→ **DATASET ROWS**:
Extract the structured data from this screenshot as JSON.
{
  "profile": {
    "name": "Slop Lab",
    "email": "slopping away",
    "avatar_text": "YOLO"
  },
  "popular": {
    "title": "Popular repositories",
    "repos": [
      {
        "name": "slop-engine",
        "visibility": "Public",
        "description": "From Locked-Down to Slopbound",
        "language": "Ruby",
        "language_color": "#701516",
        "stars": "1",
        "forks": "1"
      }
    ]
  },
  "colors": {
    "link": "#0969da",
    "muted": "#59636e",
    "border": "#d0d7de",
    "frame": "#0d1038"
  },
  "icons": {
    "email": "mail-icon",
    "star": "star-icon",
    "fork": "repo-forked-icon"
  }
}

→ **EXERCISE BRIEF**: Quote each line of the data above exactly as written.

→ **RESPONSE**:
Extract the structured data from this screenshot as JSON.
{
  "profile": {
    "name": "Slop Lab",
    "email": "slopping away",
    "avatar_text": "YOLO"
  },
  "popular": {
    "title": "Popular repositories",
    "repos": [
      {
        "name": "slop-engine",
        "visibility": "Public",
        "description": "From Locked-Down to Slopbound",
        "language": "Ruby",
        "language_color": "#701516",
        "stars": "1",
        "forks": "1"
      }
    ]
  },
  "colors": {
    "link": "#0969da",
    "muted": "#59636e",
    "border": "#d0d7de",
    "frame": "#0d1038"
  },
  "icons": {
    "email": "mail-icon",
    "star": "star-icon",
    "fork": "repo-forked-icon"
  }
}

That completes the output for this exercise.